--- Start of Supplied entries ---

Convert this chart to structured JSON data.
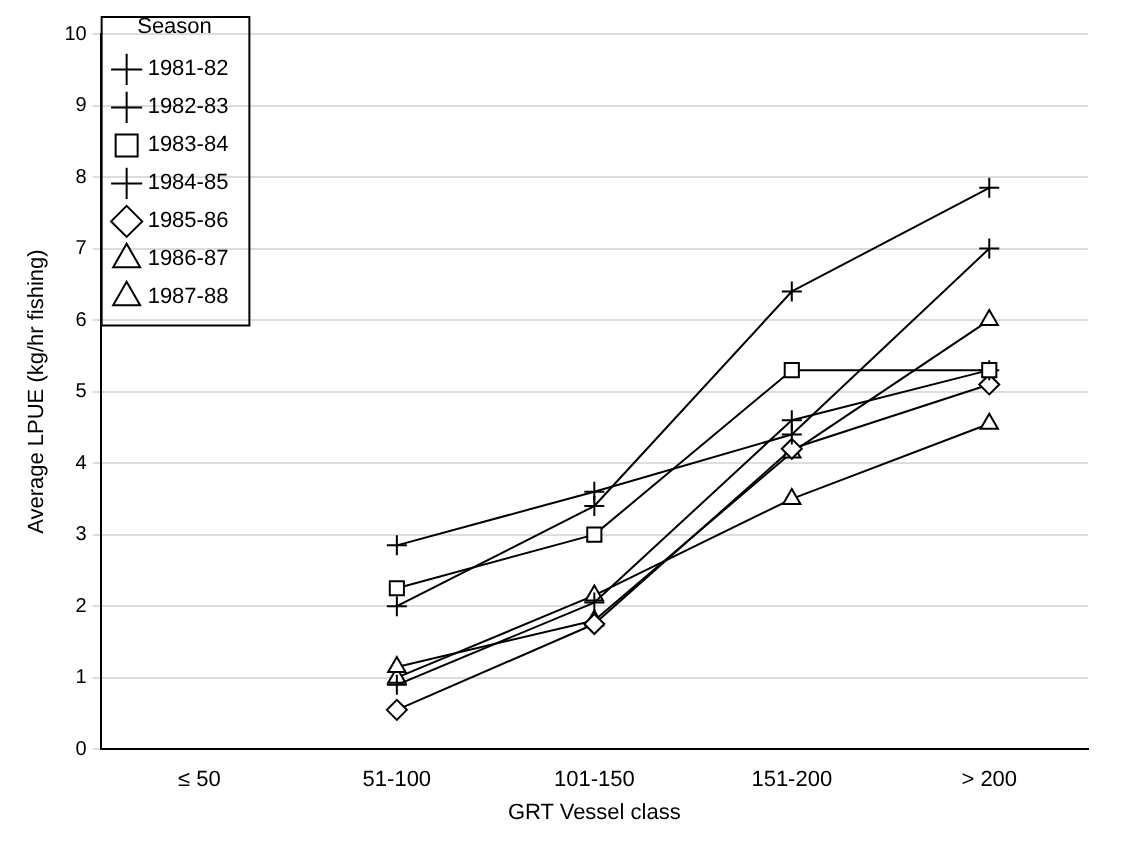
{
  "chart_data": {
    "type": "line",
    "xlabel": "GRT Vessel class",
    "ylabel": "Average LPUE (kg/hr fishing)",
    "legend_title": "Season",
    "legend": "top left",
    "grid": "y",
    "ylim": [
      0,
      10
    ],
    "yticks": [
      0,
      1,
      2,
      3,
      4,
      5,
      6,
      7,
      8,
      9,
      10
    ],
    "categories": [
      "≤ 50",
      "51-100",
      "101-150",
      "151-200",
      "> 200"
    ],
    "series": [
      {
        "name": "1981-82",
        "color": "#000000",
        "marker": "cross",
        "values": [
          null,
          2.85,
          3.6,
          4.4,
          7.0
        ]
      },
      {
        "name": "1982-83",
        "color": "#000000",
        "marker": "cross",
        "values": [
          null,
          2.0,
          3.4,
          6.4,
          7.85
        ]
      },
      {
        "name": "1983-84",
        "color": "#000000",
        "marker": "square",
        "values": [
          null,
          2.25,
          3.0,
          5.3,
          5.3
        ]
      },
      {
        "name": "1984-85",
        "color": "#000000",
        "marker": "cross",
        "values": [
          null,
          0.9,
          2.05,
          4.6,
          5.3
        ]
      },
      {
        "name": "1985-86",
        "color": "#000000",
        "marker": "diamond",
        "values": [
          null,
          0.55,
          1.75,
          4.2,
          5.1
        ]
      },
      {
        "name": "1986-87",
        "color": "#000000",
        "marker": "triangle",
        "values": [
          null,
          1.15,
          1.8,
          4.15,
          6.0
        ]
      },
      {
        "name": "1987-88",
        "color": "#000000",
        "marker": "triangle",
        "values": [
          null,
          1.0,
          2.15,
          3.5,
          4.55
        ]
      }
    ]
  }
}
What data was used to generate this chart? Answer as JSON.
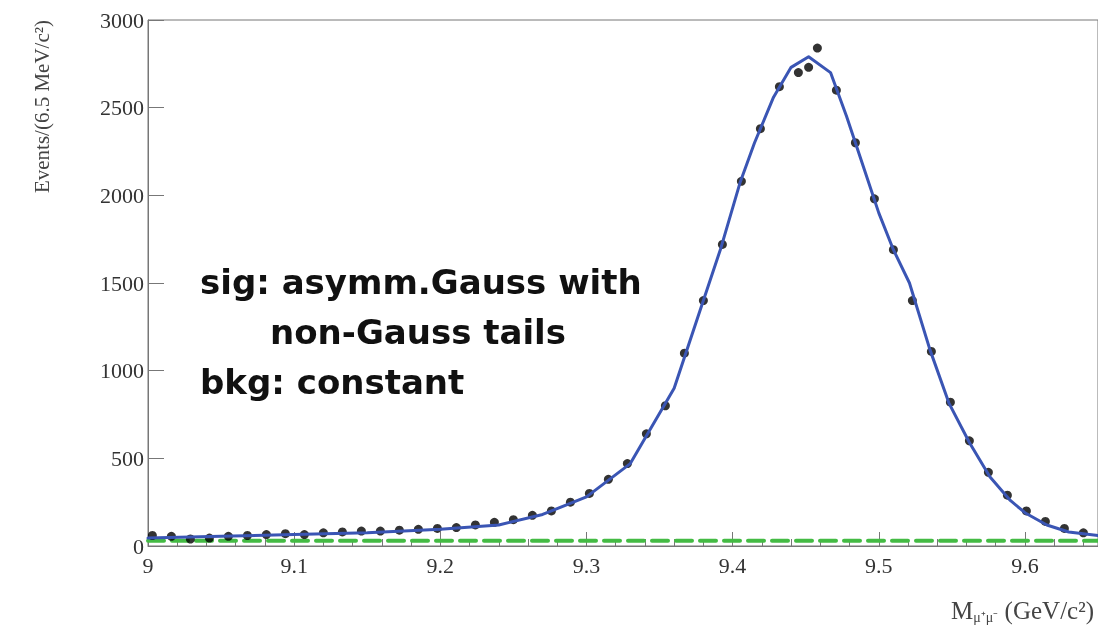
{
  "chart_data": {
    "type": "scatter",
    "xlabel": "M$_{μ⁺μ⁻}$ (GeV/c²)",
    "ylabel": "Events/(6.5 MeV/c²)",
    "annotations": [
      "sig: asymm.Gauss with",
      "non-Gauss tails",
      "bkg: constant"
    ],
    "xlim": [
      9,
      9.65
    ],
    "xticks": [
      9,
      9.1,
      9.2,
      9.3,
      9.4,
      9.5,
      9.6
    ],
    "ylim": [
      0,
      3000
    ],
    "yticks": [
      0,
      500,
      1000,
      1500,
      2000,
      2500,
      3000
    ],
    "grid": false,
    "series": [
      {
        "marker": "circle",
        "color": "#000000",
        "x": [
          9.003,
          9.016,
          9.029,
          9.042,
          9.055,
          9.068,
          9.081,
          9.094,
          9.107,
          9.12,
          9.133,
          9.146,
          9.159,
          9.172,
          9.185,
          9.198,
          9.211,
          9.224,
          9.237,
          9.25,
          9.263,
          9.276,
          9.289,
          9.302,
          9.315,
          9.328,
          9.341,
          9.354,
          9.367,
          9.38,
          9.393,
          9.406,
          9.419,
          9.432,
          9.445,
          9.452,
          9.458,
          9.471,
          9.484,
          9.497,
          9.51,
          9.523,
          9.536,
          9.549,
          9.562,
          9.575,
          9.588,
          9.601,
          9.614,
          9.627,
          9.64
        ],
        "values": [
          60,
          55,
          40,
          45,
          55,
          60,
          65,
          70,
          65,
          75,
          80,
          85,
          85,
          90,
          95,
          100,
          105,
          120,
          135,
          150,
          175,
          200,
          250,
          300,
          380,
          470,
          640,
          800,
          1100,
          1400,
          1720,
          2080,
          2380,
          2620,
          2700,
          2730,
          2840,
          2600,
          2300,
          1980,
          1690,
          1400,
          1110,
          820,
          600,
          420,
          290,
          200,
          140,
          100,
          75
        ]
      },
      {
        "type": "line",
        "marker": "none",
        "line_style": "solid",
        "color": "#3a55b4",
        "x": [
          9.0,
          9.05,
          9.1,
          9.15,
          9.2,
          9.24,
          9.27,
          9.3,
          9.33,
          9.36,
          9.376,
          9.392,
          9.405,
          9.415,
          9.428,
          9.44,
          9.452,
          9.467,
          9.478,
          9.49,
          9.5,
          9.51,
          9.521,
          9.535,
          9.548,
          9.562,
          9.576,
          9.59,
          9.6,
          9.615,
          9.63,
          9.65
        ],
        "values": [
          45,
          55,
          65,
          75,
          95,
          120,
          180,
          280,
          470,
          900,
          1300,
          1700,
          2070,
          2300,
          2560,
          2730,
          2790,
          2700,
          2450,
          2150,
          1900,
          1690,
          1500,
          1120,
          815,
          590,
          395,
          260,
          190,
          120,
          80,
          60
        ]
      },
      {
        "type": "line",
        "marker": "none",
        "line_style": "dashed",
        "color": "#44bb44",
        "x": [
          9.0,
          9.65
        ],
        "values": [
          30,
          30
        ]
      }
    ]
  }
}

--- End of Supplied entries ---

▶ [Objective]: Copy the material above in full and exactly, skipping pictures.

▶ [Result of the exercise]:
Convert this chart to structured JSON data.
{
  "chart_data": {
    "type": "line",
    "xlabel": "GRT Vessel class",
    "ylabel": "Average LPUE (kg/hr fishing)",
    "legend_title": "Season",
    "legend": "top left",
    "grid": "y",
    "ylim": [
      0,
      10
    ],
    "yticks": [
      0,
      1,
      2,
      3,
      4,
      5,
      6,
      7,
      8,
      9,
      10
    ],
    "categories": [
      "≤ 50",
      "51-100",
      "101-150",
      "151-200",
      "> 200"
    ],
    "series": [
      {
        "name": "1981-82",
        "color": "#000000",
        "marker": "cross",
        "values": [
          null,
          2.85,
          3.6,
          4.4,
          7.0
        ]
      },
      {
        "name": "1982-83",
        "color": "#000000",
        "marker": "cross",
        "values": [
          null,
          2.0,
          3.4,
          6.4,
          7.85
        ]
      },
      {
        "name": "1983-84",
        "color": "#000000",
        "marker": "square",
        "values": [
          null,
          2.25,
          3.0,
          5.3,
          5.3
        ]
      },
      {
        "name": "1984-85",
        "color": "#000000",
        "marker": "cross",
        "values": [
          null,
          0.9,
          2.05,
          4.6,
          5.3
        ]
      },
      {
        "name": "1985-86",
        "color": "#000000",
        "marker": "diamond",
        "values": [
          null,
          0.55,
          1.75,
          4.2,
          5.1
        ]
      },
      {
        "name": "1986-87",
        "color": "#000000",
        "marker": "triangle",
        "values": [
          null,
          1.15,
          1.8,
          4.15,
          6.0
        ]
      },
      {
        "name": "1987-88",
        "color": "#000000",
        "marker": "triangle",
        "values": [
          null,
          1.0,
          2.15,
          3.5,
          4.55
        ]
      }
    ]
  }
}
What data was used to generate this chart? Answer as JSON.
{
  "chart_data": {
    "type": "scatter",
    "xlabel": "M$_{μ⁺μ⁻}$ (GeV/c²)",
    "ylabel": "Events/(6.5 MeV/c²)",
    "annotations": [
      "sig: asymm.Gauss with",
      "non-Gauss tails",
      "bkg: constant"
    ],
    "xlim": [
      9,
      9.65
    ],
    "xticks": [
      9,
      9.1,
      9.2,
      9.3,
      9.4,
      9.5,
      9.6
    ],
    "ylim": [
      0,
      3000
    ],
    "yticks": [
      0,
      500,
      1000,
      1500,
      2000,
      2500,
      3000
    ],
    "grid": false,
    "series": [
      {
        "marker": "circle",
        "color": "#000000",
        "x": [
          9.003,
          9.016,
          9.029,
          9.042,
          9.055,
          9.068,
          9.081,
          9.094,
          9.107,
          9.12,
          9.133,
          9.146,
          9.159,
          9.172,
          9.185,
          9.198,
          9.211,
          9.224,
          9.237,
          9.25,
          9.263,
          9.276,
          9.289,
          9.302,
          9.315,
          9.328,
          9.341,
          9.354,
          9.367,
          9.38,
          9.393,
          9.406,
          9.419,
          9.432,
          9.445,
          9.452,
          9.458,
          9.471,
          9.484,
          9.497,
          9.51,
          9.523,
          9.536,
          9.549,
          9.562,
          9.575,
          9.588,
          9.601,
          9.614,
          9.627,
          9.64
        ],
        "values": [
          60,
          55,
          40,
          45,
          55,
          60,
          65,
          70,
          65,
          75,
          80,
          85,
          85,
          90,
          95,
          100,
          105,
          120,
          135,
          150,
          175,
          200,
          250,
          300,
          380,
          470,
          640,
          800,
          1100,
          1400,
          1720,
          2080,
          2380,
          2620,
          2700,
          2730,
          2840,
          2600,
          2300,
          1980,
          1690,
          1400,
          1110,
          820,
          600,
          420,
          290,
          200,
          140,
          100,
          75
        ]
      },
      {
        "type": "line",
        "marker": "none",
        "line_style": "solid",
        "color": "#3a55b4",
        "x": [
          9.0,
          9.05,
          9.1,
          9.15,
          9.2,
          9.24,
          9.27,
          9.3,
          9.33,
          9.36,
          9.376,
          9.392,
          9.405,
          9.415,
          9.428,
          9.44,
          9.452,
          9.467,
          9.478,
          9.49,
          9.5,
          9.51,
          9.521,
          9.535,
          9.548,
          9.562,
          9.576,
          9.59,
          9.6,
          9.615,
          9.63,
          9.65
        ],
        "values": [
          45,
          55,
          65,
          75,
          95,
          120,
          180,
          280,
          470,
          900,
          1300,
          1700,
          2070,
          2300,
          2560,
          2730,
          2790,
          2700,
          2450,
          2150,
          1900,
          1690,
          1500,
          1120,
          815,
          590,
          395,
          260,
          190,
          120,
          80,
          60
        ]
      },
      {
        "type": "line",
        "marker": "none",
        "line_style": "dashed",
        "color": "#44bb44",
        "x": [
          9.0,
          9.65
        ],
        "values": [
          30,
          30
        ]
      }
    ]
  }
}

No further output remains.